Say how many lines include the word "作为一名合格的共产党员". Reply with nothing but the number.

• Extracted data entries
▽

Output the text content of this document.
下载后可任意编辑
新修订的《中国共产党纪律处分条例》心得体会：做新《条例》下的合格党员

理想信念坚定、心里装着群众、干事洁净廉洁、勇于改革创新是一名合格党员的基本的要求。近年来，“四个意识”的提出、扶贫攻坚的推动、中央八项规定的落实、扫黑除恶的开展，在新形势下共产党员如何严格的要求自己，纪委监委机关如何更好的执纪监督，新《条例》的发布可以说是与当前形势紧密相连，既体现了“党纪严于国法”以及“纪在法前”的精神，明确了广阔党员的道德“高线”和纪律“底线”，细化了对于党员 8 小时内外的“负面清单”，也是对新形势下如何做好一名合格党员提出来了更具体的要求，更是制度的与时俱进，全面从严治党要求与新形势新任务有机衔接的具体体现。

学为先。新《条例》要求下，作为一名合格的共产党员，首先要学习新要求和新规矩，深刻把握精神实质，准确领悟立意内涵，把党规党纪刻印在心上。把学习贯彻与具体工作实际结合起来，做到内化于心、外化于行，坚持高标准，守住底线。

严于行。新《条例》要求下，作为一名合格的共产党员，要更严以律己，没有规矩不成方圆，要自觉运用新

△

• Correct response
2